--- begin DATA SUPPLIED ---

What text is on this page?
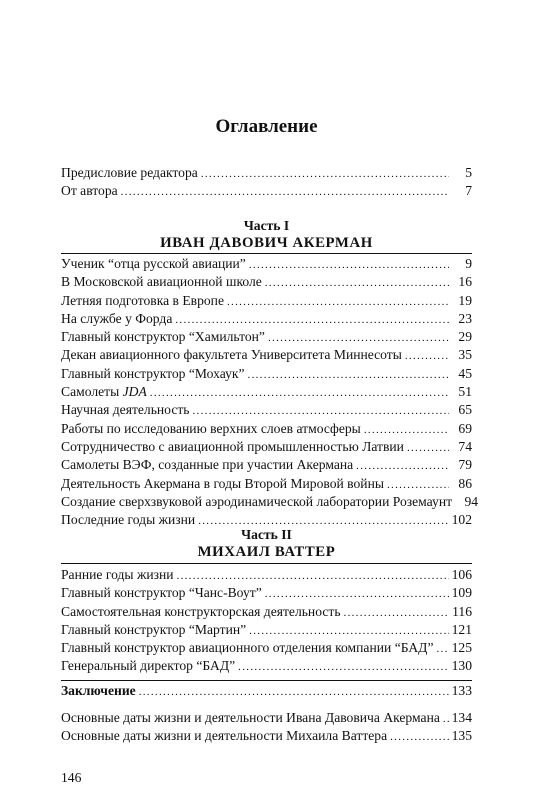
Оглавление
Предисловие редактора .....	5
От автора .....	7
Часть I
ИВАН ДАВОВИЧ АКЕРМАН
Ученик “отца русской авиации” .....	9
В Московской авиационной школе .....	16
Летняя подготовка в Европе .....	19
На службе у Форда .....	23
Главный конструктор “Хамильтон” .....	29
Декан авиационного факультета Университета Миннесоты .....	35
Главный конструктор “Мохаук” .....	45
Самолеты JDA .....	51
Научная деятельность .....	65
Работы по исследованию верхних слоев атмосферы .....	69
Сотрудничество с авиационной промышленностью Латвии .....	74
Самолеты ВЭФ, созданные при участии Акермана .....	79
Деятельность Акермана в годы Второй Мировой войны .....	86
Создание сверхзвуковой аэродинамической лаборатории Роземаунт 94
Последние годы жизни .....	102
Часть II
МИХАИЛ ВАТТЕР
Ранние годы жизни .....	106
Главный конструктор “Чанс-Воут” .....	109
Самостоятельная конструкторская деятельность .....	116
Главный конструктор “Мартин” .....	121
Главный конструктор авиационного отделения компании “БАД” ..... 125
Генеральный директор “БАД” .....	130
Заключение .....	133
Основные даты жизни и деятельности Ивана Давовича Акермана ..... 134
Основные даты жизни и деятельности Михаила Ваттера .....	135
146
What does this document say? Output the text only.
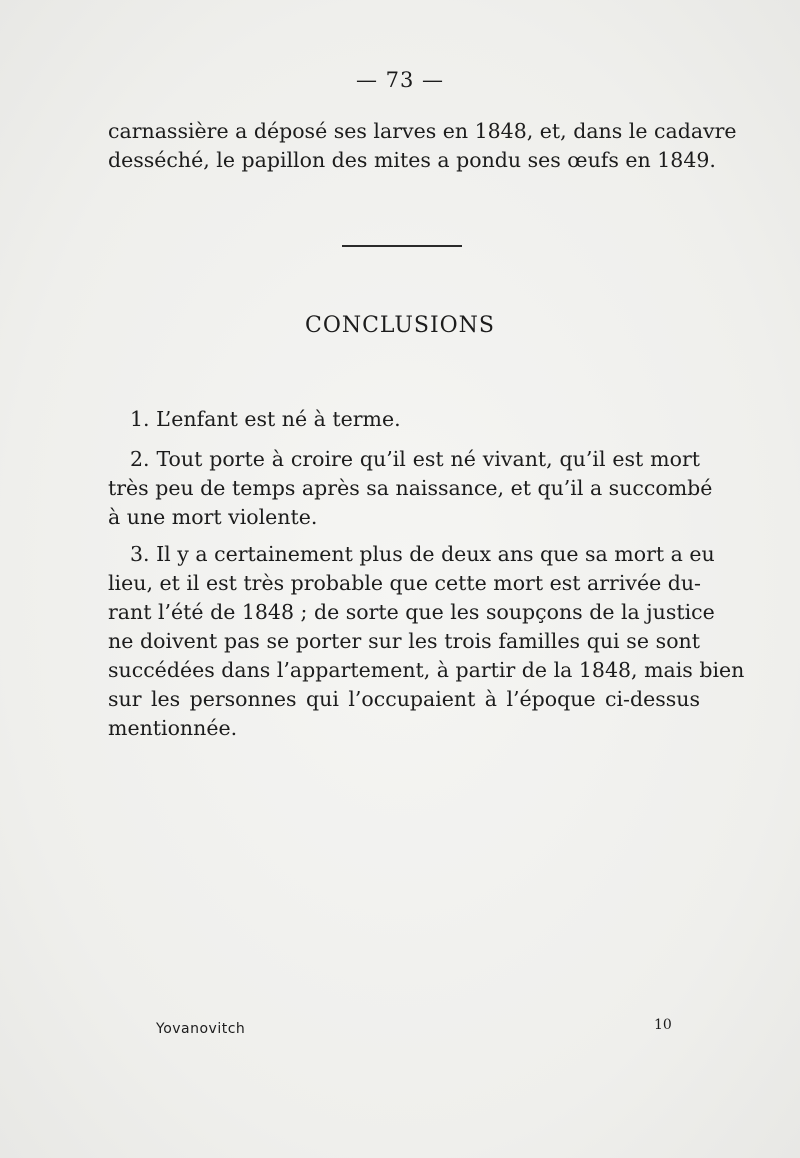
— 73 —
carnassière a déposé ses larves en 1848, et, dans le cadavre
desséché, le papillon des mites a pondu ses œufs en 1849.
CONCLUSIONS
1. L’enfant est né à terme.
2. Tout porte à croire qu’il est né vivant, qu’il est mort
très peu de temps après sa naissance, et qu’il a succombé
à une mort violente.
3. Il y a certainement plus de deux ans que sa mort a eu
lieu, et il est très probable que cette mort est arrivée du-
rant l’été de 1848 ; de sorte que les soupçons de la justice
ne doivent pas se porter sur les trois familles qui se sont
succédées dans l’appartement, à partir de la 1848, mais bien
sur les personnes qui l’occupaient à l’époque ci-dessus
mentionnée.
Yovanovitch	10
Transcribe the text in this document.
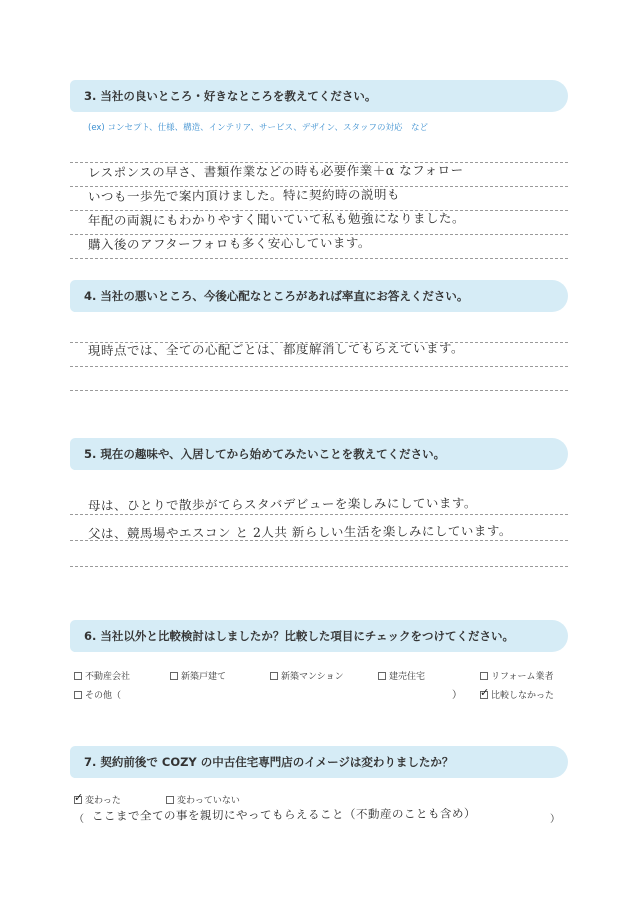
3. 当社の良いところ・好きなところを教えてください。
(ex) コンセプト、仕様、構造、インテリア、サービス、デザイン、スタッフの対応　など
レスポンスの早さ、書類作業などの時も必要作業＋α なフォロー
いつも一歩先で案内頂けました。特に契約時の説明も
年配の両親にもわかりやすく聞いていて私も勉強になりました。
購入後のアフターフォロも多く安心しています。
4. 当社の悪いところ、今後心配なところがあれば率直にお答えください。
現時点では、全ての心配ごとは、都度解消してもらえています。
5. 現在の趣味や、入居してから始めてみたいことを教えてください。
母は、ひとりで散歩がてらスタバデビューを楽しみにしています。
父は、競馬場やエスコン と 2人共 新らしい生活を楽しみにしています。
6. 当社以外と比較検討はしましたか？比較した項目にチェックをつけてください。
不動産会社	新築戸建て	新築マンション	建売住宅	リフォーム業者
その他（	）
✓	比較しなかった
7. 契約前後で COZY の中古住宅専門店のイメージは変わりましたか？
✓
変わった	変わっていない
（ ここまで全ての事を親切にやってもらえること（不動産のことも含め）	）
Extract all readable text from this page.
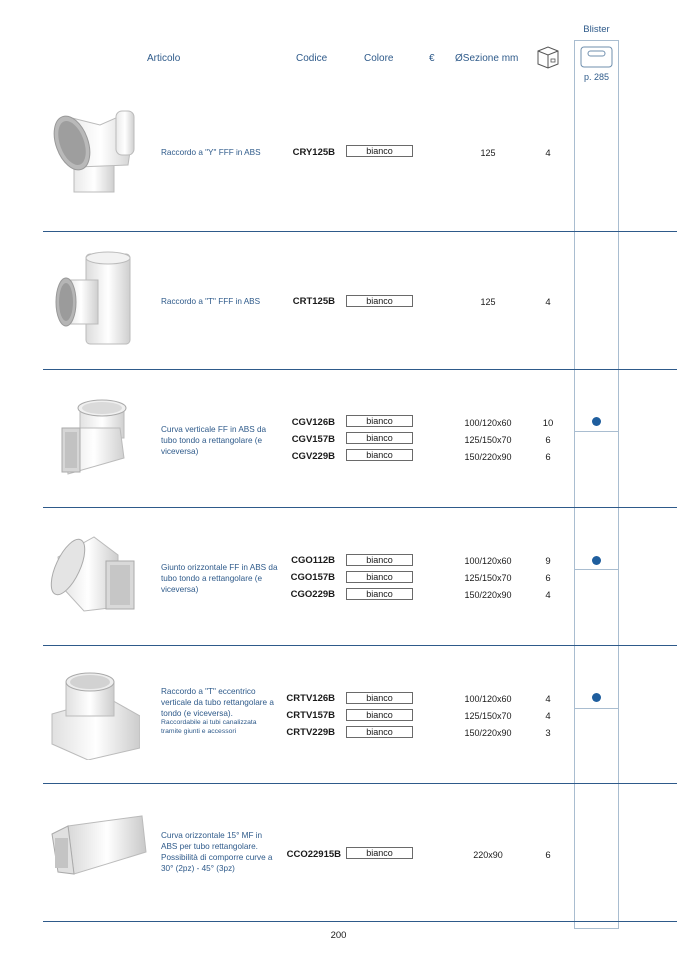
Blister
p. 285
Articolo	Codice	Colore	€ ØSezione mm
Raccordo a "Y" FFF in ABS	CRY125B	bianco	125	4
Raccordo a "T" FFF in ABS	CRT125B	bianco	125	4
Curva verticale FF in ABS da tubo tondo a rettangolare (e viceversa)
CGV126B	bianco	100/120x60	10
CGV157B	bianco	125/150x70	6
CGV229B	bianco	150/220x90	6
Giunto orizzontale FF in ABS da tubo tondo a rettangolare (e viceversa)
CGO112B	bianco	100/120x60	9
CGO157B	bianco	125/150x70	6
CGO229B	bianco	150/220x90	4
Raccordo a "T" eccentrico verticale da tubo rettangolare a tondo (e viceversa).
Raccordabile ai tubi canalizzata tramite giunti e accessori
CRTV126B	bianco	100/120x60	4
CRTV157B	bianco	125/150x70	4
CRTV229B	bianco	150/220x90	3
Curva orizzontale 15° MF in ABS per tubo rettangolare. Possibilità di comporre curve a 30° (2pz) - 45° (3pz)
CCO22915B	bianco	220x90	6
200
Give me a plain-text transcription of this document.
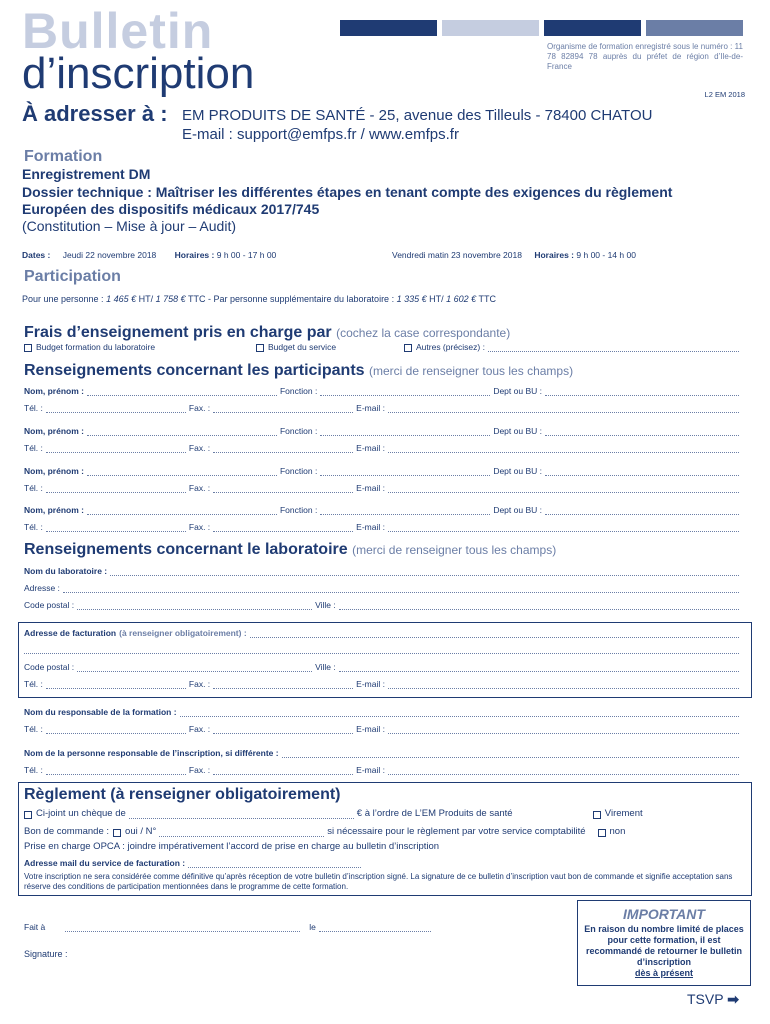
Bulletin
d’inscription
Organisme de formation enregistré sous le numéro : 11 78 82894 78 auprès du préfet de région d’Ile-de-France
L2 EM 2018
À adresser à : EM PRODUITS DE SANTÉ - 25, avenue des Tilleuls - 78400 CHATOU
E-mail : support@emfps.fr / www.emfps.fr
Formation
Enregistrement DM
Dossier technique : Maîtriser les différentes étapes en tenant compte des exigences du règlement Européen des dispositifs médicaux 2017/745
(Constitution – Mise à jour – Audit)
Dates : Jeudi 22 novembre 2018 Horaires : 9 h 00 - 17 h 00	Vendredi matin 23 novembre 2018 Horaires : 9 h 00 - 14 h 00
Participation
Pour une personne : 1 465 € HT/ 1 758 € TTC - Par personne supplémentaire du laboratoire : 1 335 € HT/ 1 602 € TTC
Frais d’enseignement pris en charge par (cochez la case correspondante)
Budget formation du laboratoire	Budget du service	Autres (précisez) :
Renseignements concernant les participants (merci de renseigner tous les champs)
Nom, prénom :	Fonction :	Dept ou BU :
Tél. :	Fax. :	E-mail :
Nom, prénom :	Fonction :	Dept ou BU :
Tél. :	Fax. :	E-mail :
Nom, prénom :	Fonction :	Dept ou BU :
Tél. :	Fax. :	E-mail :
Nom, prénom :	Fonction :	Dept ou BU :
Tél. :	Fax. :	E-mail :
Renseignements concernant le laboratoire (merci de renseigner tous les champs)
Nom du laboratoire :
Adresse :
Code postal :	Ville :
Adresse de facturation (à renseigner obligatoirement) :
Code postal :	Ville :
Tél. :	Fax. :	E-mail :
Nom du responsable de la formation :
Tél. :	Fax. :	E-mail :
Nom de la personne responsable de l’inscription, si différente :
Tél. :	Fax. :	E-mail :
Règlement (à renseigner obligatoirement)
Ci-joint un chèque de	€ à l’ordre de L’EM Produits de santé	Virement
Bon de commande : oui / N°	si nécessaire pour le règlement par votre service comptabilité	non
Prise en charge OPCA : joindre impérativement l’accord de prise en charge au bulletin d’inscription
Adresse mail du service de facturation :
Votre inscription ne sera considérée comme définitive qu’après réception de votre bulletin d’inscription signé. La signature de ce bulletin d’inscription vaut bon de commande et signifie acceptation sans réserve des conditions de participation mentionnées dans le programme de cette formation.
Fait à	le
Signature :
IMPORTANT
En raison du nombre limité de places pour cette formation, il est recommandé de retourner le bulletin d’inscription
dès à présent
TSVP ➡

--- end DATA SUPPLIED ---

_REQUIREMENTS_. Among the lines of the material, find those that hold the word "What" and copy them.

_FULL RESPONSE_.
What text is on this page?
What does this document say? Output the text only.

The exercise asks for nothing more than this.